** start of Information given **
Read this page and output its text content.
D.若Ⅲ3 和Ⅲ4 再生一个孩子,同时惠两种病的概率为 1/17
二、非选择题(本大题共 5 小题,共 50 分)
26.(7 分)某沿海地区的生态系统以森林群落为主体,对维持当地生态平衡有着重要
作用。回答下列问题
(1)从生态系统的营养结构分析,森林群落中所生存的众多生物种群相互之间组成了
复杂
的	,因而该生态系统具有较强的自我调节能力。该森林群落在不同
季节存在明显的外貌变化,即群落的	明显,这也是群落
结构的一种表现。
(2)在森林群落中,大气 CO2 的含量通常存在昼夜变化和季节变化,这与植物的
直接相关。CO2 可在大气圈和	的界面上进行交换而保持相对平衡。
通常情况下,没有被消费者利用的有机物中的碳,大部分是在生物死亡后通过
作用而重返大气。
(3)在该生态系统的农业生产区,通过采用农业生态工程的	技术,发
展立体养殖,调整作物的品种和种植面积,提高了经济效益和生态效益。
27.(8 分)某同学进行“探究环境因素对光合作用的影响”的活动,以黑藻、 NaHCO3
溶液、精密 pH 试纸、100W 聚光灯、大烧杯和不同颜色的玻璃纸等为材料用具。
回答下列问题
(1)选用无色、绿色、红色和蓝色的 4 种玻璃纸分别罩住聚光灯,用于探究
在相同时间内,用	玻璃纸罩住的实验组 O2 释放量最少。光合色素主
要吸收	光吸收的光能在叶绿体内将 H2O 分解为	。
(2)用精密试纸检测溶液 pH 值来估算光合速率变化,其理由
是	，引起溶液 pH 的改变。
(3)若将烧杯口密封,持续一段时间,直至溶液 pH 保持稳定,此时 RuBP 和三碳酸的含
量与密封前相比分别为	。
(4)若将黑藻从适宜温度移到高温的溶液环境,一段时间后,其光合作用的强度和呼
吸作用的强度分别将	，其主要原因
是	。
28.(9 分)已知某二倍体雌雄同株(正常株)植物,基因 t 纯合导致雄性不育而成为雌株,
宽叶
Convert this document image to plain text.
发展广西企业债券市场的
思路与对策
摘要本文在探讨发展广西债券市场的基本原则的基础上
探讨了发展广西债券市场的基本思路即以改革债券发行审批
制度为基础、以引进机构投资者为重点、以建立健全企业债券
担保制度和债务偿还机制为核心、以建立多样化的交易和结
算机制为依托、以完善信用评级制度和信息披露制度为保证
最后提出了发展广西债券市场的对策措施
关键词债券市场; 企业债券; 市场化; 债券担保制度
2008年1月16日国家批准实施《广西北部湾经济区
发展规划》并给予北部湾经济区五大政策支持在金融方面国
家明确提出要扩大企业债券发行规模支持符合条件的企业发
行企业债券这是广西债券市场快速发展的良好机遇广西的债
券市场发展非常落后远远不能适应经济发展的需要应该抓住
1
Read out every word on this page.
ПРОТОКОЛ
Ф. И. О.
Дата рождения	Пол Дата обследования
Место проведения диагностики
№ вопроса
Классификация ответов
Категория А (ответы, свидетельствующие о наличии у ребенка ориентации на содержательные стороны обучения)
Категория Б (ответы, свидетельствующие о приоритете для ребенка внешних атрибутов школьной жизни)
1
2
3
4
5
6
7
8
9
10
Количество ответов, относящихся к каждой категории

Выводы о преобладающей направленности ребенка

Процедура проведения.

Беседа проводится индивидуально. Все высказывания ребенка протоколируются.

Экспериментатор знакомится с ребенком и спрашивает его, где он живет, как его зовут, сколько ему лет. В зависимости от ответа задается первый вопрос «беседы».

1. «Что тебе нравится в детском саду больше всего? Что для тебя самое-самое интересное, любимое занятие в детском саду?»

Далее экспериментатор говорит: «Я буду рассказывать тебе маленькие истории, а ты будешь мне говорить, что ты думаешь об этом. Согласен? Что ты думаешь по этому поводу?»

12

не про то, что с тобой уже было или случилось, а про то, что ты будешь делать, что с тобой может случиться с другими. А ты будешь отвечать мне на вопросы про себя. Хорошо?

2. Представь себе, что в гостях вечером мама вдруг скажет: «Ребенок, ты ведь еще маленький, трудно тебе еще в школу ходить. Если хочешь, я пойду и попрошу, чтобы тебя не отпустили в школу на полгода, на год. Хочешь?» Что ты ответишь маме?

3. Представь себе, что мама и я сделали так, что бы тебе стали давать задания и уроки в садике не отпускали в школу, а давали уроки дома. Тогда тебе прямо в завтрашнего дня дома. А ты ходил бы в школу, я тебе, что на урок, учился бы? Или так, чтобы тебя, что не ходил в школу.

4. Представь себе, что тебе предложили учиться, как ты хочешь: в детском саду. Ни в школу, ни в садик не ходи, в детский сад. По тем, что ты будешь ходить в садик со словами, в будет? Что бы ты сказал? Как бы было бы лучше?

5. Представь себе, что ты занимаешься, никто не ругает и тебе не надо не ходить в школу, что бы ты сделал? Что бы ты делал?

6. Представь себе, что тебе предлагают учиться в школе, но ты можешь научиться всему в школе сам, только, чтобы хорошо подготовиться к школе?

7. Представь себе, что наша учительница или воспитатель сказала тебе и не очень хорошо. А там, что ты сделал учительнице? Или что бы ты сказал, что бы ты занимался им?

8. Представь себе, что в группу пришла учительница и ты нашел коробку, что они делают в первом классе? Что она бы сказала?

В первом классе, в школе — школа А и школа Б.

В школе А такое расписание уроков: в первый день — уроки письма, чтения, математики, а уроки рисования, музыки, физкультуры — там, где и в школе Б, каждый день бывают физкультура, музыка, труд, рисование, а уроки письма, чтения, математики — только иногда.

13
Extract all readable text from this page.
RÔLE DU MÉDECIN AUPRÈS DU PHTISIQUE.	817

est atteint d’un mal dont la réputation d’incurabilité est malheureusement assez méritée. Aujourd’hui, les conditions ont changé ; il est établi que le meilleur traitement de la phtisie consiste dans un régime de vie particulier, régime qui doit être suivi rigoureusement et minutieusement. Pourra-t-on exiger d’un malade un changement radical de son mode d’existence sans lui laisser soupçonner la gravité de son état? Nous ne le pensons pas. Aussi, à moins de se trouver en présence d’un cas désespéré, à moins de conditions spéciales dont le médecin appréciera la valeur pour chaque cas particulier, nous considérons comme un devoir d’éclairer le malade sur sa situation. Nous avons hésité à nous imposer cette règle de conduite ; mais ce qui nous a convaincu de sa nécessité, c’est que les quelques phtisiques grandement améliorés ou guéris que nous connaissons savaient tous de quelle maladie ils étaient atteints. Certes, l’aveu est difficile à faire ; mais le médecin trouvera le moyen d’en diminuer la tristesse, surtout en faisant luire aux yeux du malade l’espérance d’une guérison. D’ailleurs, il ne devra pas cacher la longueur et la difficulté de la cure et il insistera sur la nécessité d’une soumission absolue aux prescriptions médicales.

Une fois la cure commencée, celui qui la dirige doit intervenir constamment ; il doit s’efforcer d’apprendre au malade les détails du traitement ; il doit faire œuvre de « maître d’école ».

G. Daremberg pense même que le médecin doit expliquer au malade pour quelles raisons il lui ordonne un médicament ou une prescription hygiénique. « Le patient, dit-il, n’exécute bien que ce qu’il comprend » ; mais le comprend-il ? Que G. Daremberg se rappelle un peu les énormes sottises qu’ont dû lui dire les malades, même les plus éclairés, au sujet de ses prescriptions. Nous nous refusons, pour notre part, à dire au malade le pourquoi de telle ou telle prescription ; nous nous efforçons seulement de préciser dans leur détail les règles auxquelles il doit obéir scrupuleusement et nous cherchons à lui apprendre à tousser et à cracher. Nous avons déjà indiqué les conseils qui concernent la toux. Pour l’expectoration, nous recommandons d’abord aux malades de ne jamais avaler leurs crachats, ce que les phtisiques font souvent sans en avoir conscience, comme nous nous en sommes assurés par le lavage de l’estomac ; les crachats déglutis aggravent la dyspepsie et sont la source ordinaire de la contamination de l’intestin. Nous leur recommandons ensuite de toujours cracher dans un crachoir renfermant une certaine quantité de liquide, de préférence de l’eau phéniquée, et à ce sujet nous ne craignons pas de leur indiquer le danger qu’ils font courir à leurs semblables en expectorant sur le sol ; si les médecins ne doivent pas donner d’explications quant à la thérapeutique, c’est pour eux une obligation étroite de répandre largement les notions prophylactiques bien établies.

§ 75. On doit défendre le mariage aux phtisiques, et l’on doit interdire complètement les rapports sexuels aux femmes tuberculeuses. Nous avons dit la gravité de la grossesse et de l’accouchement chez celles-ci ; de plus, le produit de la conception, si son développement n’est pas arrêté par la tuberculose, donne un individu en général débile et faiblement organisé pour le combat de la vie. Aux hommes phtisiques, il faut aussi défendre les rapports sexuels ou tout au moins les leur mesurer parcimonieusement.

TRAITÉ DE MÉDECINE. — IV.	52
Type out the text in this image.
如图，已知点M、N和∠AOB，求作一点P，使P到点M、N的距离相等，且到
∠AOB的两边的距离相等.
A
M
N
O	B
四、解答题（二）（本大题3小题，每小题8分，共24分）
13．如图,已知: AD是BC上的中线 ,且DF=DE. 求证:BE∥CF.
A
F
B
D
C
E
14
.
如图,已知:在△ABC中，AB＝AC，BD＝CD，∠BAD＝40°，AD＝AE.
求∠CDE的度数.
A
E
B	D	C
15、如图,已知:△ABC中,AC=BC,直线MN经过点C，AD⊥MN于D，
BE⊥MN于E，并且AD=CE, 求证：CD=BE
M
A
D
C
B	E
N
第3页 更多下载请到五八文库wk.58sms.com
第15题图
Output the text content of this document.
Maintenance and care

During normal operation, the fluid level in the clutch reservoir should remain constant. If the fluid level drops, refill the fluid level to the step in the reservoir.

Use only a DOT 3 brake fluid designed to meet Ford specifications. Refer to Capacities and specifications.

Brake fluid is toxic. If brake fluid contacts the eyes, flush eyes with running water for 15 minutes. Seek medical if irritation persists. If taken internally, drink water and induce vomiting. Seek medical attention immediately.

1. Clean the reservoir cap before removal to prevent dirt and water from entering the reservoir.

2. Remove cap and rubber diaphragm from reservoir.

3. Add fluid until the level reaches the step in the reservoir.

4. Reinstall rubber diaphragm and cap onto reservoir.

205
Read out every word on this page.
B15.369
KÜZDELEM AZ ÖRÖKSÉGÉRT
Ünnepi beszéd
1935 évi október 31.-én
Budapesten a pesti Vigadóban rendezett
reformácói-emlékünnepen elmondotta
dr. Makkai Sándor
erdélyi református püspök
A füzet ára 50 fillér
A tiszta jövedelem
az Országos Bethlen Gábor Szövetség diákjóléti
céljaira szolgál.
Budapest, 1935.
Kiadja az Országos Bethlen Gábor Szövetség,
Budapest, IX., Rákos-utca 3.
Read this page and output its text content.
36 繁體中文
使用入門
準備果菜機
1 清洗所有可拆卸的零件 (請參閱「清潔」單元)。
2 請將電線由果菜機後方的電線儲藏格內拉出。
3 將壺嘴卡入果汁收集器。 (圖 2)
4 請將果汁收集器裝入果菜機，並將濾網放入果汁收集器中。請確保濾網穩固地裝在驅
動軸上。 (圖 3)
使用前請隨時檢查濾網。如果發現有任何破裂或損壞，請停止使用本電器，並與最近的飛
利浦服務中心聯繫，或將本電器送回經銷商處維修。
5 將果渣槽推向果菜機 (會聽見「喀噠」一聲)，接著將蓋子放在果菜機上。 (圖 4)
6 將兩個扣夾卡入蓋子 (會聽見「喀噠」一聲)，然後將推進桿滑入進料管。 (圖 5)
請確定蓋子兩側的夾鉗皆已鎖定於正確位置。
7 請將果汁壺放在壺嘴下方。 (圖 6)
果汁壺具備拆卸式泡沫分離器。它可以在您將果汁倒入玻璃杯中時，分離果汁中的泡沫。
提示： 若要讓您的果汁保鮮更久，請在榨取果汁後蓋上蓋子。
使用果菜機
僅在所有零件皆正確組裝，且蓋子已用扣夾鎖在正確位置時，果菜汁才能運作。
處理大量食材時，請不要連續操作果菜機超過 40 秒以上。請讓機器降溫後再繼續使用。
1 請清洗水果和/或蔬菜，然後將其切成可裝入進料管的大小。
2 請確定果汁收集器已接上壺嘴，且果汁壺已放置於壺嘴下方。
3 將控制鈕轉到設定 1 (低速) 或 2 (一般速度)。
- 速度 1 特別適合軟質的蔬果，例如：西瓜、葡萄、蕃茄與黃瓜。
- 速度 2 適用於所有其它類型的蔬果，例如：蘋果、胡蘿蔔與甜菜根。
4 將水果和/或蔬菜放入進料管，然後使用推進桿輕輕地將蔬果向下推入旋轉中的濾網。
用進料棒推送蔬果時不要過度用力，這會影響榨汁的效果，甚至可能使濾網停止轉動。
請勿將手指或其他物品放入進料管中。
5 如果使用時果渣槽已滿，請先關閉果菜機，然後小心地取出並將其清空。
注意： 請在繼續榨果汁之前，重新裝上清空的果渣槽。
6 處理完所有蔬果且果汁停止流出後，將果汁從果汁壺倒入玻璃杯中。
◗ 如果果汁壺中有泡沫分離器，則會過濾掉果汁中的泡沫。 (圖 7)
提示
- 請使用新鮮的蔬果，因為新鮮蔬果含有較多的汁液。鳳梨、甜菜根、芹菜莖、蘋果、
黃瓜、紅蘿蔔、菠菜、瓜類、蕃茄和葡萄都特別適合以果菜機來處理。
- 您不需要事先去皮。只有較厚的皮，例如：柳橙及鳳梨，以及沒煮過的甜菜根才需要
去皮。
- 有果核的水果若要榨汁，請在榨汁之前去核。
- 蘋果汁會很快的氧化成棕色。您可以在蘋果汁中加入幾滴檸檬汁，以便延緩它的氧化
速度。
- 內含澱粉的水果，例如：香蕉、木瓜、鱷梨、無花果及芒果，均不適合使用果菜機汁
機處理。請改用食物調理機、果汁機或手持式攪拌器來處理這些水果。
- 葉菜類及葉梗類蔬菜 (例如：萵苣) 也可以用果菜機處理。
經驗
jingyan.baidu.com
** end of Information given **
● **Given problem**
Determine the number of lines in the listing that contain the string "ответов". Write that number and nothing else.

● **Output of the task**
2